Dataset rows
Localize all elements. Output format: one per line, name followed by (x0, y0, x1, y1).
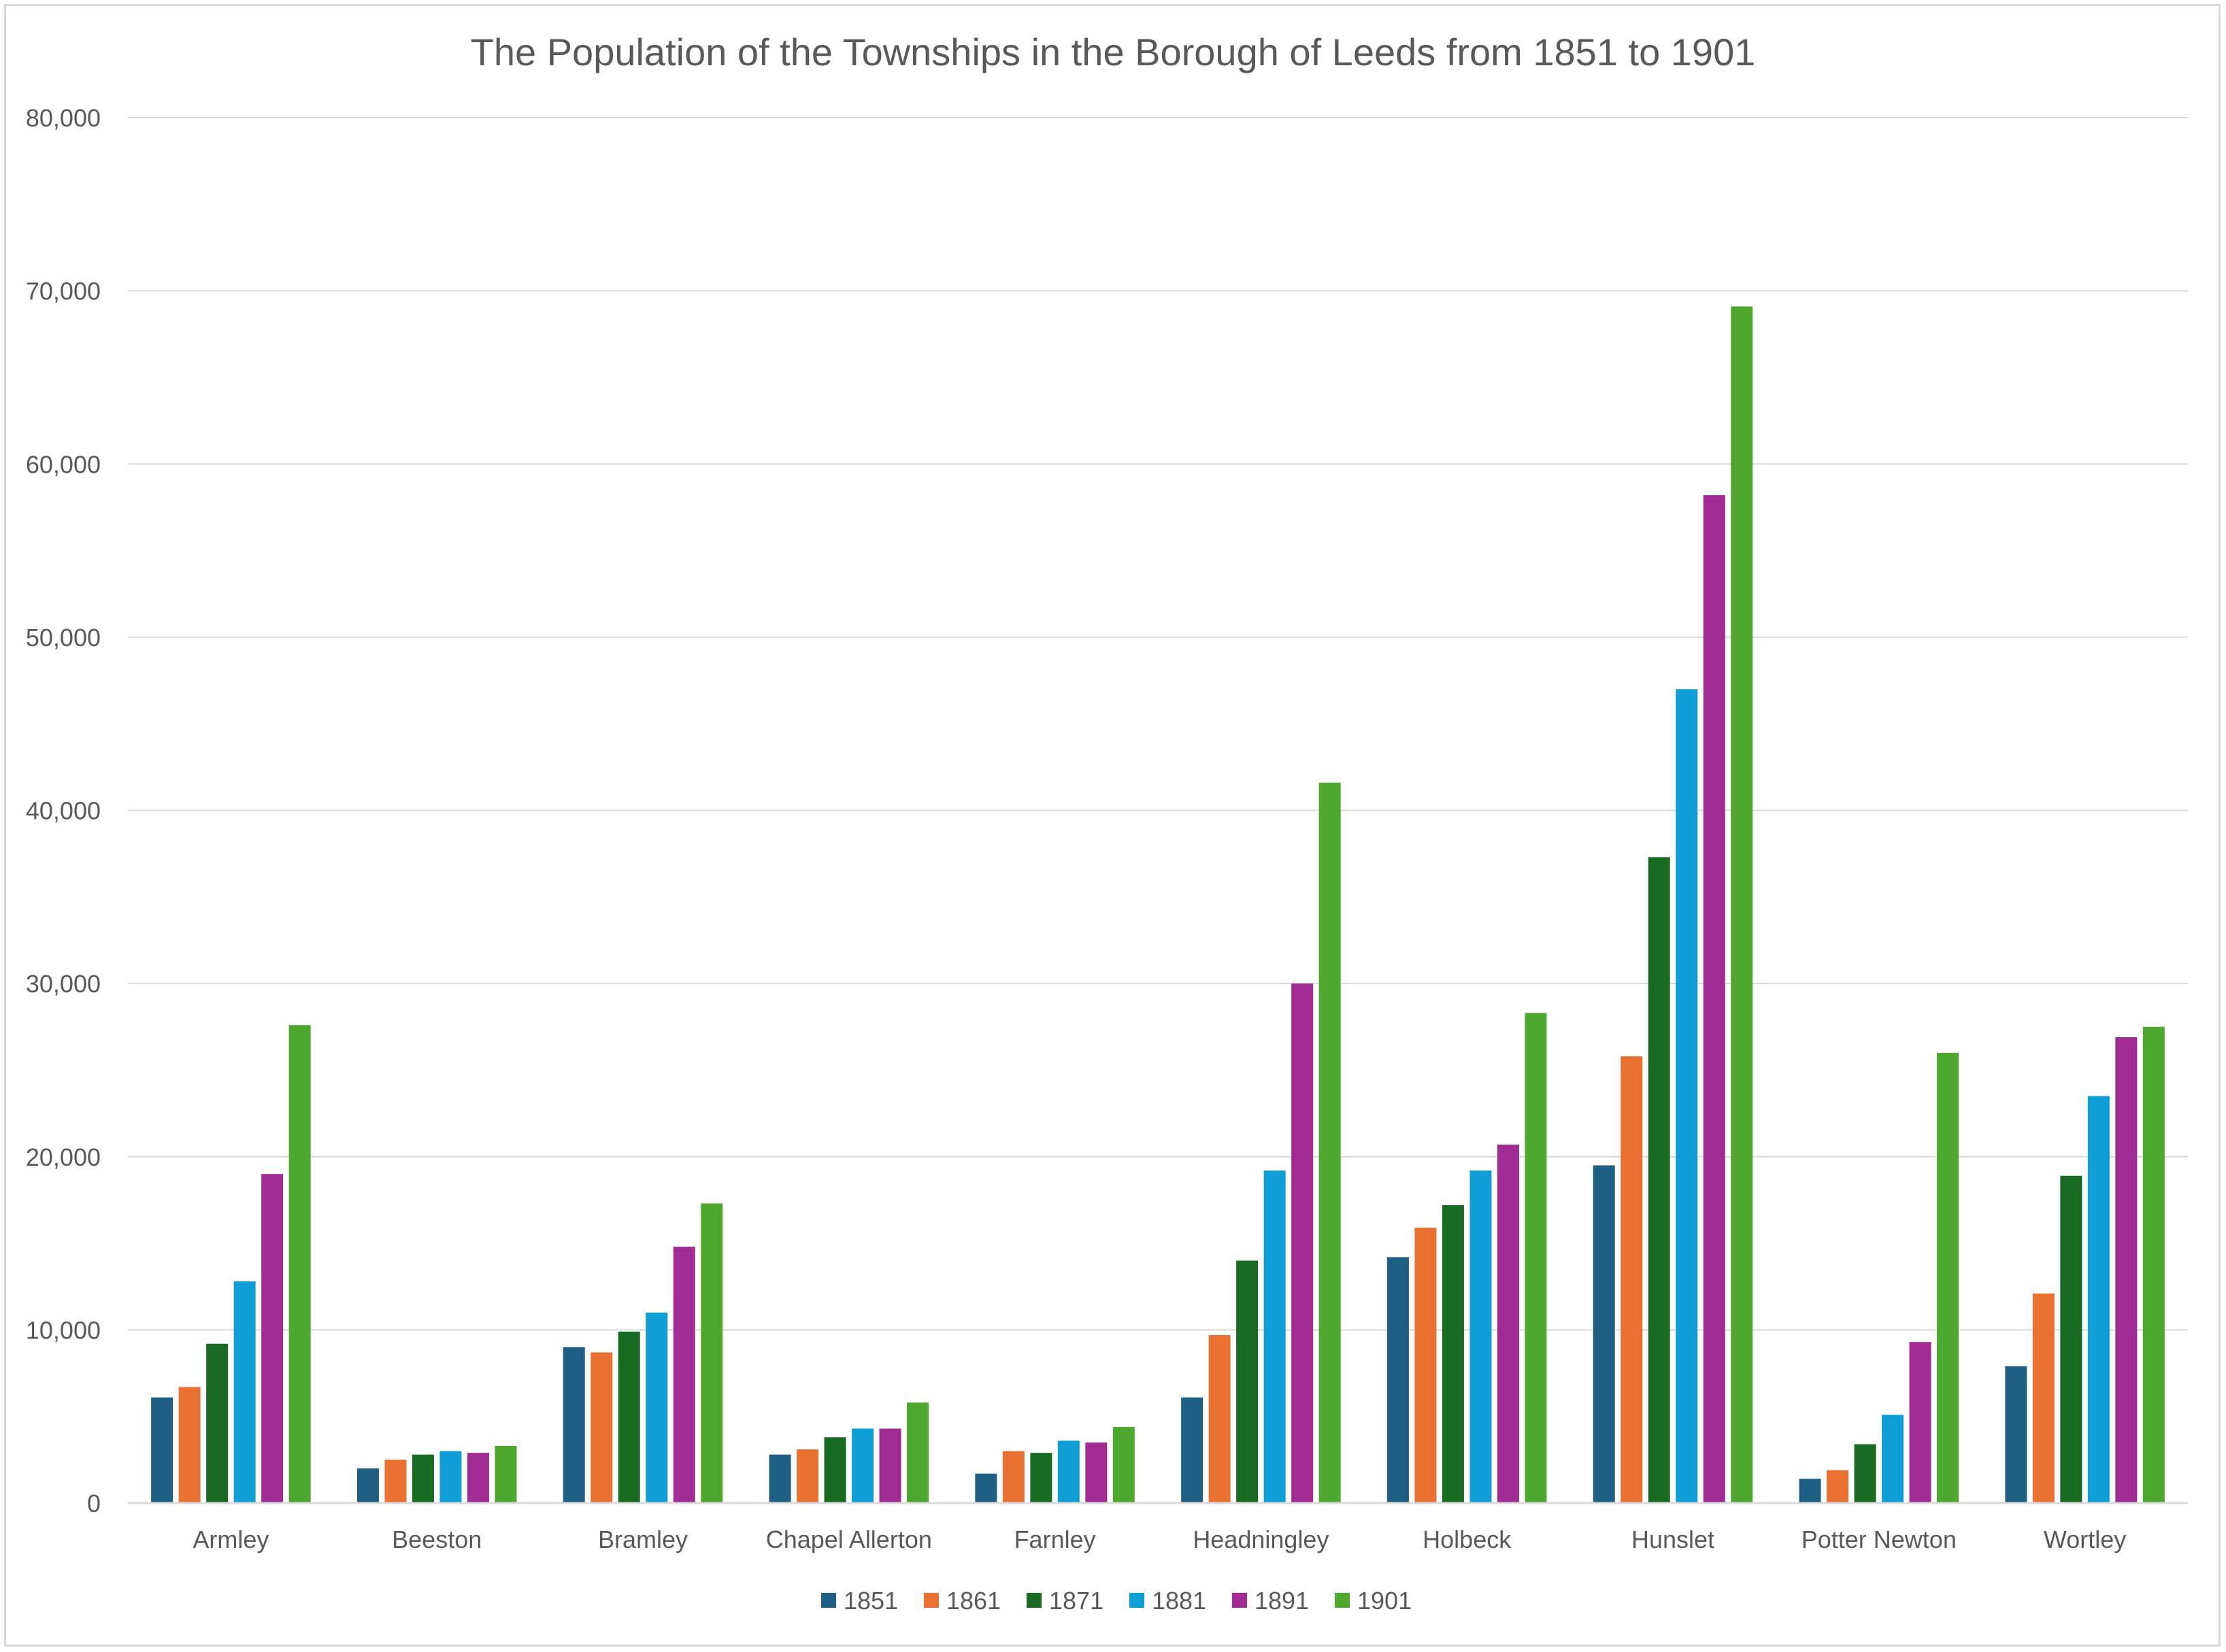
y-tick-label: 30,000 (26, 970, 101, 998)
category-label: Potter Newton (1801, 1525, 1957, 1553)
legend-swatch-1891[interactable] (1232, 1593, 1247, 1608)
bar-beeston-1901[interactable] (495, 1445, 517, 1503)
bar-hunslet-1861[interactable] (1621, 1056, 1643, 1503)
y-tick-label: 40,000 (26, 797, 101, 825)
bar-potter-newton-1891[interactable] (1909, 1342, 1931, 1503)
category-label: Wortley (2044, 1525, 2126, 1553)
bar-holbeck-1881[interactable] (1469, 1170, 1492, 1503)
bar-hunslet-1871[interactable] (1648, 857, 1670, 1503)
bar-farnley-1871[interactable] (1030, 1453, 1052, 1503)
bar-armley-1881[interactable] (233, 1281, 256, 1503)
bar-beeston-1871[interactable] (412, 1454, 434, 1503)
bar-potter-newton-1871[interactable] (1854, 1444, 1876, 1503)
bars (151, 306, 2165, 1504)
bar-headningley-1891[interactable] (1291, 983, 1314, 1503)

## AIM
Please rewrite the stretch of lines from the one containing "y-tick-label: 30,000 (26, 970, 101, 998)" through the one containing "bars (151, 306, 2165, 1504)" as a numbered list, leaving out any blank lines.

## SOLVED EXERCISE
1. y-tick-label: 30,000 (26, 970, 101, 998)
2. category-label: Potter Newton (1801, 1525, 1957, 1553)
3. legend-swatch-1891[interactable] (1232, 1593, 1247, 1608)
4. bar-beeston-1901[interactable] (495, 1445, 517, 1503)
5. bar-hunslet-1861[interactable] (1621, 1056, 1643, 1503)
6. y-tick-label: 40,000 (26, 797, 101, 825)
7. bar-potter-newton-1891[interactable] (1909, 1342, 1931, 1503)
8. category-label: Wortley (2044, 1525, 2126, 1553)
9. bar-holbeck-1881[interactable] (1469, 1170, 1492, 1503)
10. bar-hunslet-1871[interactable] (1648, 857, 1670, 1503)
11. bar-farnley-1871[interactable] (1030, 1453, 1052, 1503)
12. bar-armley-1881[interactable] (233, 1281, 256, 1503)
13. bar-beeston-1871[interactable] (412, 1454, 434, 1503)
14. bar-potter-newton-1871[interactable] (1854, 1444, 1876, 1503)
15. bars (151, 306, 2165, 1504)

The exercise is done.